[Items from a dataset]

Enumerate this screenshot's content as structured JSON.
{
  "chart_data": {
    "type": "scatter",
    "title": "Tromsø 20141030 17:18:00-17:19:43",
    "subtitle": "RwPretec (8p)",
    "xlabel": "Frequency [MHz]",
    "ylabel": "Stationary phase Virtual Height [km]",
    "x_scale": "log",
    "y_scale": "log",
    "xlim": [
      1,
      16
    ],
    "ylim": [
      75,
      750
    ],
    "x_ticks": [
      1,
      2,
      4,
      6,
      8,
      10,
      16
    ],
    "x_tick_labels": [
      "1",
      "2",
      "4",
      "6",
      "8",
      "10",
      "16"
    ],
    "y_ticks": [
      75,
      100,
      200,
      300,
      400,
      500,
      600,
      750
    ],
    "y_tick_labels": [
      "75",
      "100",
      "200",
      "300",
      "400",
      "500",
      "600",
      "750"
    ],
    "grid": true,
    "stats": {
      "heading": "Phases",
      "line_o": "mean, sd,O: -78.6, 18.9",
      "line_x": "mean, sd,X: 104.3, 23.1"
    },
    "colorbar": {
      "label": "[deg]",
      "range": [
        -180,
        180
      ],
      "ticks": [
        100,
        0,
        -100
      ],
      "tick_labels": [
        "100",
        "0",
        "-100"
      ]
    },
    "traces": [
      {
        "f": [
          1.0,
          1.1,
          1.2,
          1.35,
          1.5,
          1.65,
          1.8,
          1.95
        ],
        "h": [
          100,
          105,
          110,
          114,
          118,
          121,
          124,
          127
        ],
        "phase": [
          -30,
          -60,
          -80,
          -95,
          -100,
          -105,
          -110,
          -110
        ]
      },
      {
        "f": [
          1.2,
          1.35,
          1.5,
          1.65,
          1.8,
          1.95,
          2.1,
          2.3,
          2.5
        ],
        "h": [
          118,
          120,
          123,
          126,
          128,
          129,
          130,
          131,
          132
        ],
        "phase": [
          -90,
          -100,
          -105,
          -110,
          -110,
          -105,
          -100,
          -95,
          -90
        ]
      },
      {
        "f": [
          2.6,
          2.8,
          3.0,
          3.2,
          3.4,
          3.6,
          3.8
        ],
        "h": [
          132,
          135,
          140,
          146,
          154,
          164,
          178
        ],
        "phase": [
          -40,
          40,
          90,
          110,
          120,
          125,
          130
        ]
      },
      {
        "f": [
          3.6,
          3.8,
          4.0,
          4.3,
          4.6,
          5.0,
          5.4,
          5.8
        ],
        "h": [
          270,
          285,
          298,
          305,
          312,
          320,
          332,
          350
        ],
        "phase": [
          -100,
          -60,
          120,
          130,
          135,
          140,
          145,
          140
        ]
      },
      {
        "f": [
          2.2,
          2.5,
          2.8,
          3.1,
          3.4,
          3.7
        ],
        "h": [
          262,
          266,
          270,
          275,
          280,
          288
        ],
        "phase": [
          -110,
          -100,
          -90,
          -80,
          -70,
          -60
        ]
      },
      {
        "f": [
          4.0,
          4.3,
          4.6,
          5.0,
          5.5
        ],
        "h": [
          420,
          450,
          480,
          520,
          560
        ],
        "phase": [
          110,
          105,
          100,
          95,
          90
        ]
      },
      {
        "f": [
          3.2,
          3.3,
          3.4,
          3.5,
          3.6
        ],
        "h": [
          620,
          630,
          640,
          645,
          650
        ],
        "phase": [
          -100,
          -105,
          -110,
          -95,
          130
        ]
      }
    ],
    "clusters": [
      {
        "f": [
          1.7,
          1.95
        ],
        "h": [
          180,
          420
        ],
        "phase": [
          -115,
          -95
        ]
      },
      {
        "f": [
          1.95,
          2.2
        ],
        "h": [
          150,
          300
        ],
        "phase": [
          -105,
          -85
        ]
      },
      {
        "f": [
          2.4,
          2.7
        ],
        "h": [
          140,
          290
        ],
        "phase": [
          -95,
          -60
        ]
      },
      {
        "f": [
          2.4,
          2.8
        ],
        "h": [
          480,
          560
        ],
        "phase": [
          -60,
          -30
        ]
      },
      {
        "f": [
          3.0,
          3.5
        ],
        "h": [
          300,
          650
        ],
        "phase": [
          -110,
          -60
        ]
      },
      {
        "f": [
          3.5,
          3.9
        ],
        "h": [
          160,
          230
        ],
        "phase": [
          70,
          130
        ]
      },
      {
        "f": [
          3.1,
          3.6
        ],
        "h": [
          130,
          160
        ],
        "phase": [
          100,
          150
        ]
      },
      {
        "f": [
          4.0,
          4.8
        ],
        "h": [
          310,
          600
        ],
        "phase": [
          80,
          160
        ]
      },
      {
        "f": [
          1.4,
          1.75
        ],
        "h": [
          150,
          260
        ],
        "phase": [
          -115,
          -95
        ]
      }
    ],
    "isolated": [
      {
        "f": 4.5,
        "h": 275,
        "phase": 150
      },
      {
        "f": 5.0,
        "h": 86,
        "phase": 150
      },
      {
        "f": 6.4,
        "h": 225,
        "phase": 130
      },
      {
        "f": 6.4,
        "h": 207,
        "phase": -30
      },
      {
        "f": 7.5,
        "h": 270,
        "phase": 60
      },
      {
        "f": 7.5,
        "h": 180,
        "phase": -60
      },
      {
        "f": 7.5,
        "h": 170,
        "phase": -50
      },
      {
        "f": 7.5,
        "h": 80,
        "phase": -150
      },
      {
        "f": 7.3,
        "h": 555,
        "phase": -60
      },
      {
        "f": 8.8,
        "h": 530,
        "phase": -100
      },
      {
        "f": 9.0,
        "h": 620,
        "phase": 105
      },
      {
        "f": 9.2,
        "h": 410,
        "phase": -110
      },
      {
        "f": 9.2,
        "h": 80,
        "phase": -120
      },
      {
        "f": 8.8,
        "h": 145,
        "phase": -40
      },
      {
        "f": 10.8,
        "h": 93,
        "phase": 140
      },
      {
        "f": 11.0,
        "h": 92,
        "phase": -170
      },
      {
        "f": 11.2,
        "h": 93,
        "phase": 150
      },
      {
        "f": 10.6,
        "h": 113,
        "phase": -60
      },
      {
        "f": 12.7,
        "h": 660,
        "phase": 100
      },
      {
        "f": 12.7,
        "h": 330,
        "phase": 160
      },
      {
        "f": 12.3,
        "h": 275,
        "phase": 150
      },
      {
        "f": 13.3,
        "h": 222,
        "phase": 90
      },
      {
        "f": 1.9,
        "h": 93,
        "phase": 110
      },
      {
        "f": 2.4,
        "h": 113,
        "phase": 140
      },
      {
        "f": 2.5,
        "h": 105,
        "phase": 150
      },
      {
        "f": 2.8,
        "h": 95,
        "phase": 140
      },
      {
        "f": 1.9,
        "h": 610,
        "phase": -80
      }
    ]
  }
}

**Do this:**
Give every line of the material that includes the string "mean".

**Correct result:**
      "line_o": "mean, sd,O: -78.6, 18.9",
      "line_x": "mean, sd,X: 104.3, 23.1"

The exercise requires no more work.